---- GIVEN RECORDS

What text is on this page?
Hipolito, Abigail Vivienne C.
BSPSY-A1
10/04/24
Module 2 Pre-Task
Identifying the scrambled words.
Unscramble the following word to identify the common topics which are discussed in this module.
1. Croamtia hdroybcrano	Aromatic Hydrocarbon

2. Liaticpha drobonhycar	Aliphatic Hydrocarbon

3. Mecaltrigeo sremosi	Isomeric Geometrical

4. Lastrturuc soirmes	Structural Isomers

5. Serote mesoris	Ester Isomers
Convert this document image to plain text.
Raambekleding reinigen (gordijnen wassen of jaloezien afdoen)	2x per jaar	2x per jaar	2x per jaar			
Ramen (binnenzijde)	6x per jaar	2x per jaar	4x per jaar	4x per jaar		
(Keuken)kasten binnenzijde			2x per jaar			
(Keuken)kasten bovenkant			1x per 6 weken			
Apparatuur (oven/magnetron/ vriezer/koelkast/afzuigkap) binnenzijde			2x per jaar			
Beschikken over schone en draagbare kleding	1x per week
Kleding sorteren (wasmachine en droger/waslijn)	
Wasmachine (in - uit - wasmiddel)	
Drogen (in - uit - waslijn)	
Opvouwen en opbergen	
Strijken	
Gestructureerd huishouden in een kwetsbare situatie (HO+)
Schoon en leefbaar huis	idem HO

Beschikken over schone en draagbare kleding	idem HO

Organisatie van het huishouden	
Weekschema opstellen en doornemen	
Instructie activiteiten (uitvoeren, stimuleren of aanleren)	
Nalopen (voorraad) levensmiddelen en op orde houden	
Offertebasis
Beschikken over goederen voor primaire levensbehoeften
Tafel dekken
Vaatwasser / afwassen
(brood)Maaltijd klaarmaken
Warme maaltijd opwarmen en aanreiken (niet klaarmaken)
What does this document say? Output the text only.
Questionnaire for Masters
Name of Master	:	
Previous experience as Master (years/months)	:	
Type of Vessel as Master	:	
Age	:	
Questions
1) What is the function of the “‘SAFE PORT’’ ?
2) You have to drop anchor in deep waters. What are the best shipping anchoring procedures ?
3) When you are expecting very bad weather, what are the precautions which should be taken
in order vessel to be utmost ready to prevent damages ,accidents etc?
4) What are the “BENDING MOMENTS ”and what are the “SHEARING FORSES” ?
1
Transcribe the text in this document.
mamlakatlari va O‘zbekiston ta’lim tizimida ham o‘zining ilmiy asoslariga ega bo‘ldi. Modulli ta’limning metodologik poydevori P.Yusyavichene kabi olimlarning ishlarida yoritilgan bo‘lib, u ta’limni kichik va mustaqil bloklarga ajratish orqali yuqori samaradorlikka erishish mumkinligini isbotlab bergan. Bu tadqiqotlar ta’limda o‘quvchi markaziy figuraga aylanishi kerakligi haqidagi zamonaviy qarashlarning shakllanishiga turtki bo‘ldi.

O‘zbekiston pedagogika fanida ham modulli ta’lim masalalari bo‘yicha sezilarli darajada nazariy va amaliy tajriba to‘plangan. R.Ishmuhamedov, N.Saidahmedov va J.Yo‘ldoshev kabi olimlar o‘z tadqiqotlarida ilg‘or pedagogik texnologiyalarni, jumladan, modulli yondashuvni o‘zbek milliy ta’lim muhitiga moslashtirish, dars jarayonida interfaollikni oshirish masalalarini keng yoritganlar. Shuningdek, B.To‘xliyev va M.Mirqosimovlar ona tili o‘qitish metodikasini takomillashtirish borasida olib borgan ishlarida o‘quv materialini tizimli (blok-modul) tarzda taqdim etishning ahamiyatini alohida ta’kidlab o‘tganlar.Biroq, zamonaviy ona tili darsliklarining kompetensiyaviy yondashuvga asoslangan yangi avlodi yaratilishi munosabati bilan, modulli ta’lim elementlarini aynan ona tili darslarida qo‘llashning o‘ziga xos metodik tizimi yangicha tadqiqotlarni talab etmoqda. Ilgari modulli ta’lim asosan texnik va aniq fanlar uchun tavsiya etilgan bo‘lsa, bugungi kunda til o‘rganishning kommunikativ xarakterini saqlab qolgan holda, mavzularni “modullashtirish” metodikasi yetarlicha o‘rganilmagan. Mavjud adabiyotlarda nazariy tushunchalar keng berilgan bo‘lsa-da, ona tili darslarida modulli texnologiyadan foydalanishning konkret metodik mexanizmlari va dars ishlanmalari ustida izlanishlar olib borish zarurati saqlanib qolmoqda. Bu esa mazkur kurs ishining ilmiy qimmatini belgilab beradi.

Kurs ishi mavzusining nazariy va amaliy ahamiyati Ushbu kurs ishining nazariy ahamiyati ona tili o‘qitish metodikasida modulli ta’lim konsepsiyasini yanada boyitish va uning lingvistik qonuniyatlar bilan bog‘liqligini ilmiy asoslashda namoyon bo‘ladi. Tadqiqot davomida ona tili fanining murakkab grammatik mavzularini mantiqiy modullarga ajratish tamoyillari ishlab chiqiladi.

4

--------

# [PROBLEM]
In the lines above, find each one with "draagbare" and list it.

# [RESPONSE]
Beschikken over schone en draagbare kleding	1x per week
Beschikken over schone en draagbare kleding	idem HO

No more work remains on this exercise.